Quote the records below in full, exactly as given, with the images taken out.

**********

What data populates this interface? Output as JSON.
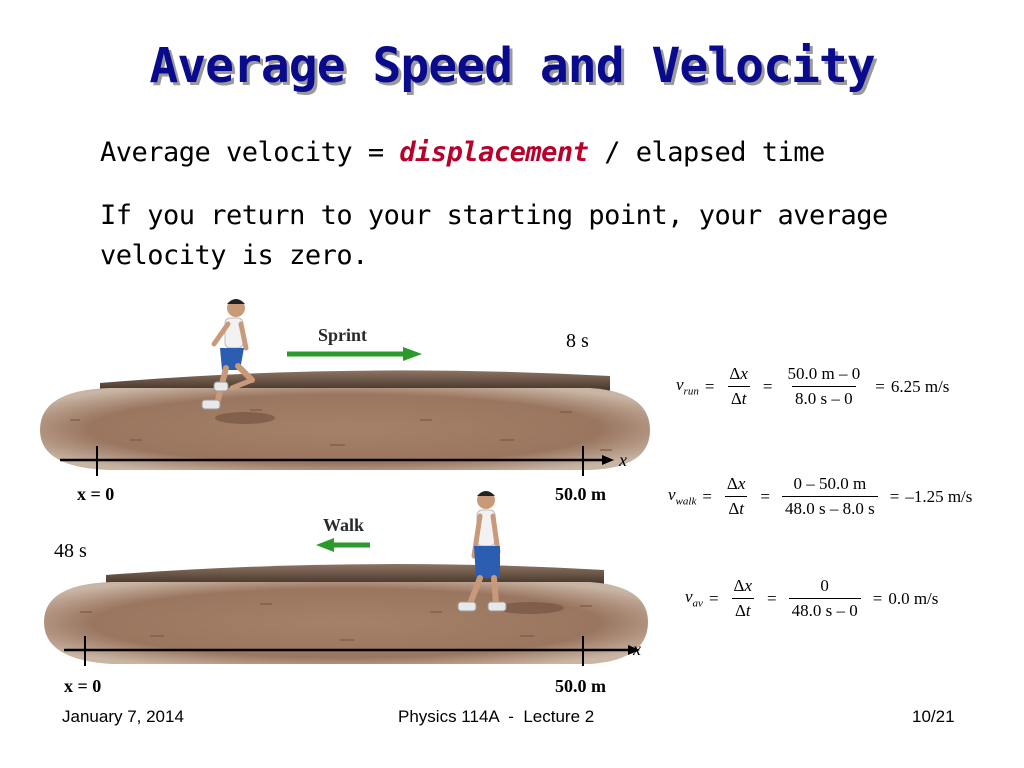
{
  "slide": {
    "title": "Average Speed and Velocity",
    "line1_prefix": "Average velocity = ",
    "line1_emph": "displacement",
    "line1_suffix": " / elapsed time",
    "line2": "If you return to your starting point, your average velocity is zero."
  },
  "figure": {
    "top": {
      "arrow_label": "Sprint",
      "time": "8 s",
      "axis_var": "x",
      "start_label": "x = 0",
      "end_label": "50.0 m"
    },
    "bottom": {
      "arrow_label": "Walk",
      "time": "48 s",
      "axis_var": "x",
      "start_label": "x = 0",
      "end_label": "50.0 m"
    }
  },
  "equations": {
    "run": {
      "var": "v",
      "sub": "run",
      "num1_delta": "Δ",
      "num1_var": "x",
      "den1_delta": "Δ",
      "den1_var": "t",
      "num2": "50.0 m – 0",
      "den2": "8.0 s – 0",
      "result": "6.25 m/s"
    },
    "walk": {
      "var": "v",
      "sub": "walk",
      "num1_delta": "Δ",
      "num1_var": "x",
      "den1_delta": "Δ",
      "den1_var": "t",
      "num2": "0 – 50.0 m",
      "den2": "48.0 s – 8.0 s",
      "result": "–1.25 m/s"
    },
    "av": {
      "var": "v",
      "sub": "av",
      "num1_delta": "Δ",
      "num1_var": "x",
      "den1_delta": "Δ",
      "den1_var": "t",
      "num2": "0",
      "den2": "48.0 s – 0",
      "result": "0.0 m/s"
    },
    "eq_sign": "="
  },
  "footer": {
    "date": "January 7, 2014",
    "course": "Physics 114A  -  Lecture 2",
    "page": "10/21"
  },
  "colors": {
    "title": "#0a0a8c",
    "emphasis": "#b8002a",
    "track_fill": "#a5826a",
    "track_top": "#5c4737",
    "arrow": "#2a9a2a"
  }
}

**********

## Result
What data populates this interface? Output as JSON.
{
  "slide": {
    "title": "Average Speed and Velocity",
    "line1_prefix": "Average velocity = ",
    "line1_emph": "displacement",
    "line1_suffix": " / elapsed time",
    "line2": "If you return to your starting point, your average velocity is zero."
  },
  "figure": {
    "top": {
      "arrow_label": "Sprint",
      "time": "8 s",
      "axis_var": "x",
      "start_label": "x = 0",
      "end_label": "50.0 m"
    },
    "bottom": {
      "arrow_label": "Walk",
      "time": "48 s",
      "axis_var": "x",
      "start_label": "x = 0",
      "end_label": "50.0 m"
    }
  },
  "equations": {
    "run": {
      "var": "v",
      "sub": "run",
      "num1_delta": "Δ",
      "num1_var": "x",
      "den1_delta": "Δ",
      "den1_var": "t",
      "num2": "50.0 m – 0",
      "den2": "8.0 s – 0",
      "result": "6.25 m/s"
    },
    "walk": {
      "var": "v",
      "sub": "walk",
      "num1_delta": "Δ",
      "num1_var": "x",
      "den1_delta": "Δ",
      "den1_var": "t",
      "num2": "0 – 50.0 m",
      "den2": "48.0 s – 8.0 s",
      "result": "–1.25 m/s"
    },
    "av": {
      "var": "v",
      "sub": "av",
      "num1_delta": "Δ",
      "num1_var": "x",
      "den1_delta": "Δ",
      "den1_var": "t",
      "num2": "0",
      "den2": "48.0 s – 0",
      "result": "0.0 m/s"
    },
    "eq_sign": "="
  },
  "footer": {
    "date": "January 7, 2014",
    "course": "Physics 114A  -  Lecture 2",
    "page": "10/21"
  },
  "colors": {
    "title": "#0a0a8c",
    "emphasis": "#b8002a",
    "track_fill": "#a5826a",
    "track_top": "#5c4737",
    "arrow": "#2a9a2a"
  }
}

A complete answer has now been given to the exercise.